Report, word for word, every line of the material that contains "JSON".
— start Record set —
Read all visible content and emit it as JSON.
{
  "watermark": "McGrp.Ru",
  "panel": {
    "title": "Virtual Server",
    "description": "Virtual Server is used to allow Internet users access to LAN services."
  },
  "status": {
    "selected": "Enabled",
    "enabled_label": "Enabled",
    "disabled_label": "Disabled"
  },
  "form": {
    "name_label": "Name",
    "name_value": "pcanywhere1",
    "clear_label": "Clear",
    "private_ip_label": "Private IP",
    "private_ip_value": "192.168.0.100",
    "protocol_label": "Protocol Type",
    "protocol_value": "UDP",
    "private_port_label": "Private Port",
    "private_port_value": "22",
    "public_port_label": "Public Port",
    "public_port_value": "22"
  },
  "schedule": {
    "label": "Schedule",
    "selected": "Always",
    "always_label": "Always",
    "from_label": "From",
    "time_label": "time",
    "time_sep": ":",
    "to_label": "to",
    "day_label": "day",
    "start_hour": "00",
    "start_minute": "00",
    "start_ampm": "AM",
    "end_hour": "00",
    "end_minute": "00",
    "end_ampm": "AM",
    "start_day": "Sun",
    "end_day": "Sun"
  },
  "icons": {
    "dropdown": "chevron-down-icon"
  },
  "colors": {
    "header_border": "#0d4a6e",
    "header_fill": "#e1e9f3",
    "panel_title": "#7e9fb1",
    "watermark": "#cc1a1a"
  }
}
— end Record set —
— start Record set —
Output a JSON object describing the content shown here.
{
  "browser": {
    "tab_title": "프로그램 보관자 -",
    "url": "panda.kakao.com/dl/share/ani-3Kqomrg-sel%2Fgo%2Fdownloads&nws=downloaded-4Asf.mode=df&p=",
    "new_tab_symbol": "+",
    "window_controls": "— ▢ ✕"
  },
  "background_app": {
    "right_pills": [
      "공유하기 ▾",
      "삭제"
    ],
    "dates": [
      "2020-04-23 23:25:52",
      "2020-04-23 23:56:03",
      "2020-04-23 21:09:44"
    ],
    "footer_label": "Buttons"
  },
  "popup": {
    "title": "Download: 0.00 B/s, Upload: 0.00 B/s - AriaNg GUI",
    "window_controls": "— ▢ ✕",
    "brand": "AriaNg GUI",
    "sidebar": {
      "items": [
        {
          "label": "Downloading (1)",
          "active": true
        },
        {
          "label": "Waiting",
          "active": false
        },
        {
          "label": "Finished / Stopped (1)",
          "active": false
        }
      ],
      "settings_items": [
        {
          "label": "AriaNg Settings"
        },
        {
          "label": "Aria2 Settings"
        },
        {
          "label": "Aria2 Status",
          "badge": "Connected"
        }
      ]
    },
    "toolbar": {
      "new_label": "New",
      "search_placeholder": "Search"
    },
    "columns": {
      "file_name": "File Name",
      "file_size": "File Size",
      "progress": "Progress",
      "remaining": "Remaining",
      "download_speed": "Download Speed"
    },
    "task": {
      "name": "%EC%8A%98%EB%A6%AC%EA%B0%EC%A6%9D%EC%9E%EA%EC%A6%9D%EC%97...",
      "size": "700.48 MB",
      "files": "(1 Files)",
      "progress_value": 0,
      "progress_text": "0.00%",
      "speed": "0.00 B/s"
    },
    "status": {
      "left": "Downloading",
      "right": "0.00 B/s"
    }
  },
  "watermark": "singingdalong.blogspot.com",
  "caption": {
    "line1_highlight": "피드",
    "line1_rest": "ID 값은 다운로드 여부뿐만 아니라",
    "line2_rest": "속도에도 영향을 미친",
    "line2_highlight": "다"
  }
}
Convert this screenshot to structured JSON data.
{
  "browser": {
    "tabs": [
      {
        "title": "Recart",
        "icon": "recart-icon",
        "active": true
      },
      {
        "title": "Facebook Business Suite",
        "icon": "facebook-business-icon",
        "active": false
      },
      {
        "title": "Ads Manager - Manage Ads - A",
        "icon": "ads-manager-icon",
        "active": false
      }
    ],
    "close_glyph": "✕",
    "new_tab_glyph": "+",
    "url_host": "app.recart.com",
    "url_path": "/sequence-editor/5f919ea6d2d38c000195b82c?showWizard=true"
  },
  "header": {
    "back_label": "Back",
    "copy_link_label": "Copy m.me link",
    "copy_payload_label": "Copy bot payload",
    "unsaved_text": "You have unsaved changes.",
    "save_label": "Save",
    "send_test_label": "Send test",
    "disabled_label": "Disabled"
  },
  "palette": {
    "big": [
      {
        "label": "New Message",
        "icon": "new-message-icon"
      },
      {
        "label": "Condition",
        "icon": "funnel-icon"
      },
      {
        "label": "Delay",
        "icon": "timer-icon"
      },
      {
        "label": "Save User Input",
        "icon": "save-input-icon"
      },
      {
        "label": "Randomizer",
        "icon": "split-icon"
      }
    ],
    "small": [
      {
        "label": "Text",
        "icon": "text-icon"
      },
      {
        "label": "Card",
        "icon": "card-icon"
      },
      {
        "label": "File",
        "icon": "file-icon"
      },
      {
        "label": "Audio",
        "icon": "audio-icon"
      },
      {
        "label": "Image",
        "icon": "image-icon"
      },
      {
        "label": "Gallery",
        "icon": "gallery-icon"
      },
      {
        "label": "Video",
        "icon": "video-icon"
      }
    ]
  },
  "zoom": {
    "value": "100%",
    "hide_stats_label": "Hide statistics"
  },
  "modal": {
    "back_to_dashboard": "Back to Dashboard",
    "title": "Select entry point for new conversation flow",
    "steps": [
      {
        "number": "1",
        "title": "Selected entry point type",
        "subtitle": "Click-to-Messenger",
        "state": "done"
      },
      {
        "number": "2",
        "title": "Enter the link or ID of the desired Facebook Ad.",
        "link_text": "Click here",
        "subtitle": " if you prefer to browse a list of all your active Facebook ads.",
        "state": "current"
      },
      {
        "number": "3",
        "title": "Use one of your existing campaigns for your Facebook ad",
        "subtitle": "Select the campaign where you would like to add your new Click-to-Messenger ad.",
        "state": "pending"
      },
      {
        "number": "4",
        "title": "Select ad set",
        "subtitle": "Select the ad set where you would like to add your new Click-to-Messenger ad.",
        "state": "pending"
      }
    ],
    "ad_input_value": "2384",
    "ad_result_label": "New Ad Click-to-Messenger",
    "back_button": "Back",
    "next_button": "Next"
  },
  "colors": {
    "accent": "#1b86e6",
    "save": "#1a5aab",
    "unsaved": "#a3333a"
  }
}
— end Record set —
— start Record set —
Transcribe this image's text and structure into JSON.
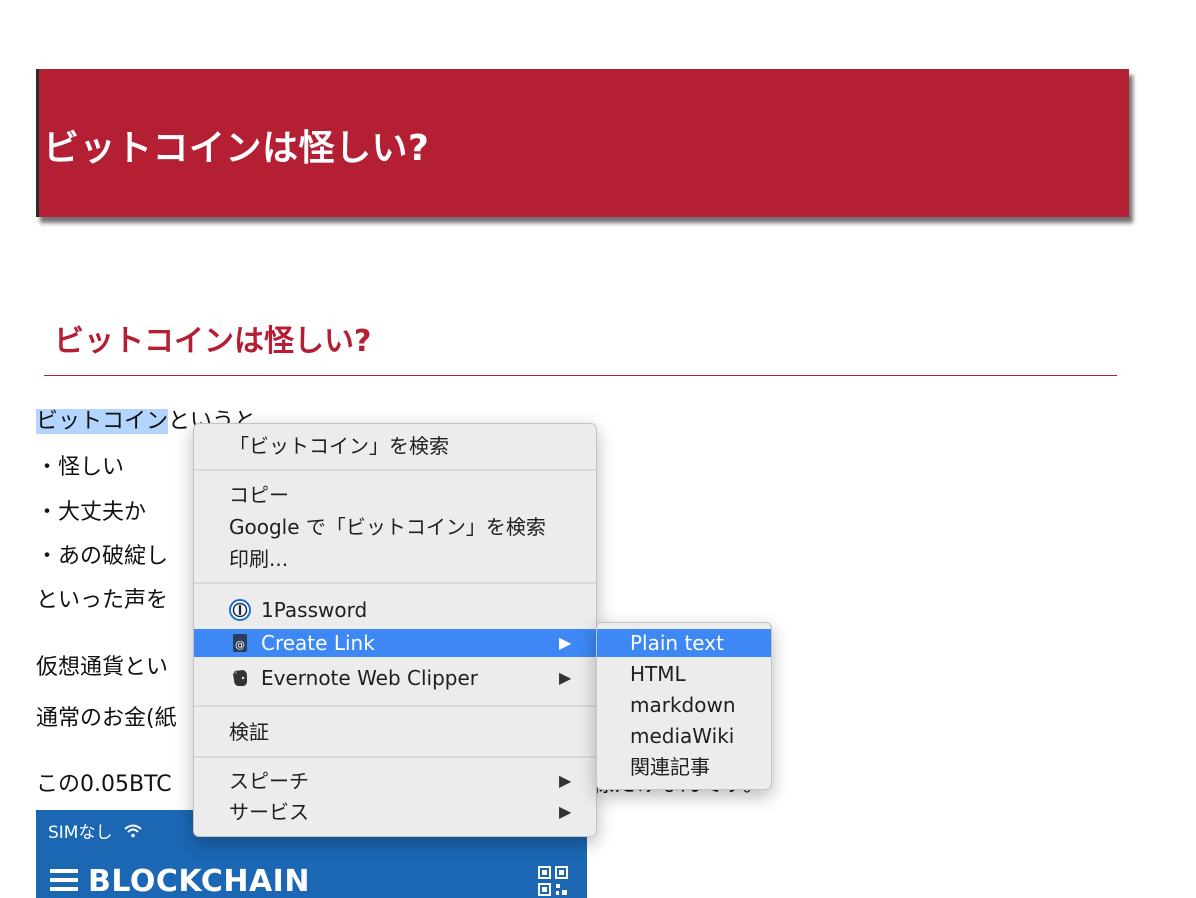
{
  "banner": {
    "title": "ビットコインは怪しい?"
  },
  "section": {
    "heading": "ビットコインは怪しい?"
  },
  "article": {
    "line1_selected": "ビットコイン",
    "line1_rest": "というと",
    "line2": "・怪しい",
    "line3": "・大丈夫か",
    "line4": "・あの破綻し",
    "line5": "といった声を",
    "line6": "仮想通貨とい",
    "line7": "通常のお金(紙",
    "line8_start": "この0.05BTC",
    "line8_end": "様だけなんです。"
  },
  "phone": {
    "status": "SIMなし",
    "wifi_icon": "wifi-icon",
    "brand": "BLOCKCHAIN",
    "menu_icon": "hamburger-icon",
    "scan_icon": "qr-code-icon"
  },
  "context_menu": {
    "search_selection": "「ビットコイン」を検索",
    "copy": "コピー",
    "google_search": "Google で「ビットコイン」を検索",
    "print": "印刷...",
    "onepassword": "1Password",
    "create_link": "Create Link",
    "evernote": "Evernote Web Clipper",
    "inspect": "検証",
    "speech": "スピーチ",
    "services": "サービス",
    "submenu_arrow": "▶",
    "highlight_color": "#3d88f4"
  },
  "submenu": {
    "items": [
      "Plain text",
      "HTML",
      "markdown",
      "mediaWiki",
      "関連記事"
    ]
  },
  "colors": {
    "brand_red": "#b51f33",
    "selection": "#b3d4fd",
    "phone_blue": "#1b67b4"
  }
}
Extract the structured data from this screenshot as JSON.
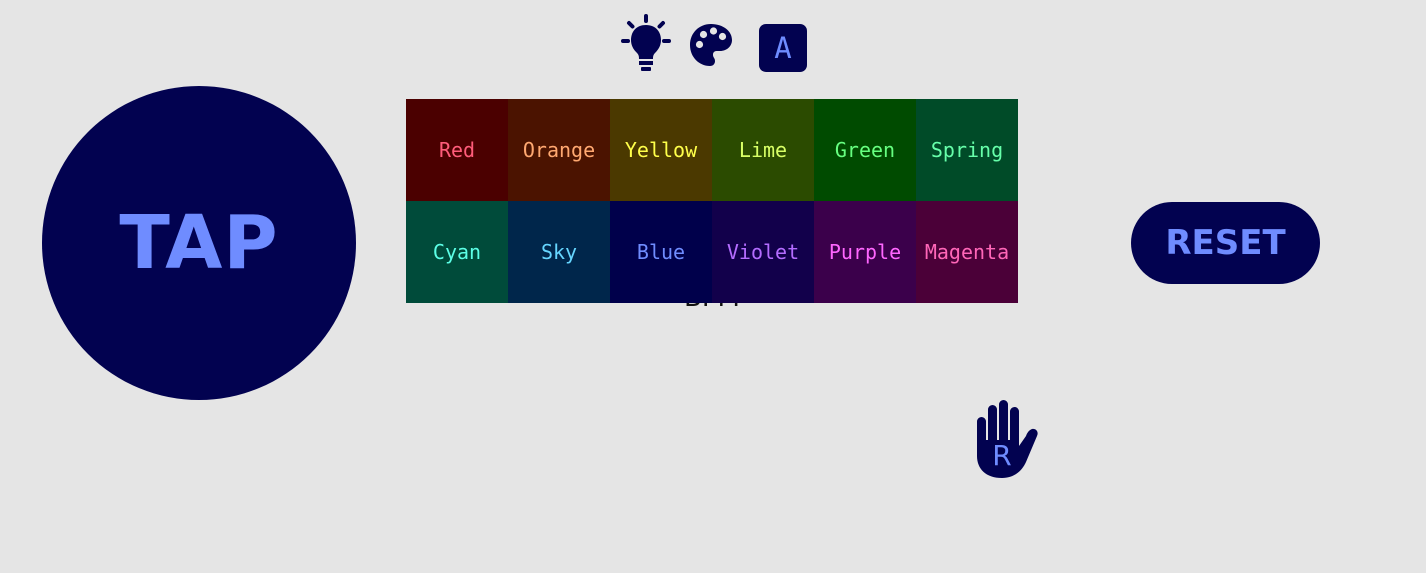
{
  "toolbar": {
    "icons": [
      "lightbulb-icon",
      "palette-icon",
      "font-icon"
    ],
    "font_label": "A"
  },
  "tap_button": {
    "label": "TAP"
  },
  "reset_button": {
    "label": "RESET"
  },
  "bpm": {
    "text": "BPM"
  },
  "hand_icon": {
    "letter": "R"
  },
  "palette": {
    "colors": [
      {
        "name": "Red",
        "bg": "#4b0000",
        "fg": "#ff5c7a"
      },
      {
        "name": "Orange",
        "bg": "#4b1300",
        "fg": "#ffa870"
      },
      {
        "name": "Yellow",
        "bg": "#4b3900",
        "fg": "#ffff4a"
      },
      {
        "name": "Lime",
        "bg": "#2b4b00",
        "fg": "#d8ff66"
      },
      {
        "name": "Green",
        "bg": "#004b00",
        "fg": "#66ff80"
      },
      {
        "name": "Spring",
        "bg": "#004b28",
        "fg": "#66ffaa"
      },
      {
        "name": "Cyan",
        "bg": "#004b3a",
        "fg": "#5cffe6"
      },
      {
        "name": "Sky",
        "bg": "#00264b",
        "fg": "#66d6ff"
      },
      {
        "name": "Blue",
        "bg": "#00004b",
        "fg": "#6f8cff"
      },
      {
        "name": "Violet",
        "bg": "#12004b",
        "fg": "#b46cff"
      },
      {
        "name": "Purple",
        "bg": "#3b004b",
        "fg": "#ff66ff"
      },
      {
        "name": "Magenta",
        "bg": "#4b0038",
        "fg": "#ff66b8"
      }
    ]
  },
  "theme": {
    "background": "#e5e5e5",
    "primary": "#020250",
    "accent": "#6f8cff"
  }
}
— end Record set —
- [The result]:
Read all visible content and emit it as JSON.
Output a JSON object describing the content shown here.
Convert this screenshot to structured JSON data.
Transcribe this image's text and structure into JSON.
Extract the structured data from this screenshot as JSON.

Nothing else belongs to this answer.